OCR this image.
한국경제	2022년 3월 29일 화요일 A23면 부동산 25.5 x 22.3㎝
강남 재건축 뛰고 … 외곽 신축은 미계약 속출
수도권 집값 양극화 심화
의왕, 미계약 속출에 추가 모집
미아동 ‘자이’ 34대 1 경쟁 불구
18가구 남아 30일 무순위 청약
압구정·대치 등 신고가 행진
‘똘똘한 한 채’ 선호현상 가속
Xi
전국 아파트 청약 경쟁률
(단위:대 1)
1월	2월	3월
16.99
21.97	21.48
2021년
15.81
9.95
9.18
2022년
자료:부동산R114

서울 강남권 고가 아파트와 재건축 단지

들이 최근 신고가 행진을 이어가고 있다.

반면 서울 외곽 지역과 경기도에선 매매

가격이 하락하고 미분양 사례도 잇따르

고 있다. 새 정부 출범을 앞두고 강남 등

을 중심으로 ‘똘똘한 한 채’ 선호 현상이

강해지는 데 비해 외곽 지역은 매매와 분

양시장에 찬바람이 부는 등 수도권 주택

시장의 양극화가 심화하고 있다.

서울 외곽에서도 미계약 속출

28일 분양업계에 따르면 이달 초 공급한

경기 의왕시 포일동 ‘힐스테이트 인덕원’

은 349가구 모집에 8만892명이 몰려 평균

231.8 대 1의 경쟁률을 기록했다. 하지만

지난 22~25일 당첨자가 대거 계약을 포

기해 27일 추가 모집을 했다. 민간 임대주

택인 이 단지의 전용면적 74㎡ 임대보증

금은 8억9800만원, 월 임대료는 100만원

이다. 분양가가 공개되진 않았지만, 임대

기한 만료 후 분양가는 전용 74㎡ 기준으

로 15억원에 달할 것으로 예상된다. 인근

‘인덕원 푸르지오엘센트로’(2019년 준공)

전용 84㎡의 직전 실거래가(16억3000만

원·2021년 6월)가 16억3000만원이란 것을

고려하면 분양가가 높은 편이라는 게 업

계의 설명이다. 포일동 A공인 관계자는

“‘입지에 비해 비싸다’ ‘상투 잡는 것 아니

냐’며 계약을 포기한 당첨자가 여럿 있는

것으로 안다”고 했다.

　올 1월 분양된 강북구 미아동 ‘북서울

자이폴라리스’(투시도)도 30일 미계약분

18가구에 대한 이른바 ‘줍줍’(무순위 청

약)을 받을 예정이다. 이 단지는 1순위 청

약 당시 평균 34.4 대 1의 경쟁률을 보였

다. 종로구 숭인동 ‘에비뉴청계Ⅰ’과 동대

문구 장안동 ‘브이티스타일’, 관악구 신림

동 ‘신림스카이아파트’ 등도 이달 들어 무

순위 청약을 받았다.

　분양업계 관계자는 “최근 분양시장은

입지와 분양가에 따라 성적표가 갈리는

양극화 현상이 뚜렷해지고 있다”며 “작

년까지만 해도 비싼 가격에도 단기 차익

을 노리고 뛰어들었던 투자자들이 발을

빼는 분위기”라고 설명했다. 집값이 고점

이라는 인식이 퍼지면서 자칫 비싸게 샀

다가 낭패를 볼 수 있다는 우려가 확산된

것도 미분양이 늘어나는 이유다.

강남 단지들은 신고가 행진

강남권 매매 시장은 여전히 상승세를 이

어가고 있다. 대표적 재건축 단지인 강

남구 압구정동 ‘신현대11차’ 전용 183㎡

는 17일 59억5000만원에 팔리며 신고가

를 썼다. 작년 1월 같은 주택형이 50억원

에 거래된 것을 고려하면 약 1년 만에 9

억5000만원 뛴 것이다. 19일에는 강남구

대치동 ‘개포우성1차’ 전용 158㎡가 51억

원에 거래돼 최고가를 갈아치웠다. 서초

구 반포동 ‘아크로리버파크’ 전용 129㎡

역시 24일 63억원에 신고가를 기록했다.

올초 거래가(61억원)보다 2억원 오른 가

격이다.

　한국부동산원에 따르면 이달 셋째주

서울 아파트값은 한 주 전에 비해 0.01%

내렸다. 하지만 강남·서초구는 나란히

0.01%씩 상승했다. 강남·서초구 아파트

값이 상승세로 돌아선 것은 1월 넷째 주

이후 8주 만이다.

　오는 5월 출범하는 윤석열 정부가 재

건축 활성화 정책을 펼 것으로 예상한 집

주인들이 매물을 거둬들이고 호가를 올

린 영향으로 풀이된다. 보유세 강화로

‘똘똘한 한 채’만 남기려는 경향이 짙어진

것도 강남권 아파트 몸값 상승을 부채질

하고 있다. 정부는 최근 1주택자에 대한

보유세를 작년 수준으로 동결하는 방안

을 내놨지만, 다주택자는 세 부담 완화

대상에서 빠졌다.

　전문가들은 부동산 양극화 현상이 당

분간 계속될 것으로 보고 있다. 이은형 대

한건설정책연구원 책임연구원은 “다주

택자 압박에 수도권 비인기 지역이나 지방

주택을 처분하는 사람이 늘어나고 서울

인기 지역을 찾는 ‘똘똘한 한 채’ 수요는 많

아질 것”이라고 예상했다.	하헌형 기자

——————————

Search the preceding listing for "분양가가" and extract every line where it is found.

이다. 분양가가 공개되진 않았지만, 임대
고려하면 분양가가 높은 편이라는 게 업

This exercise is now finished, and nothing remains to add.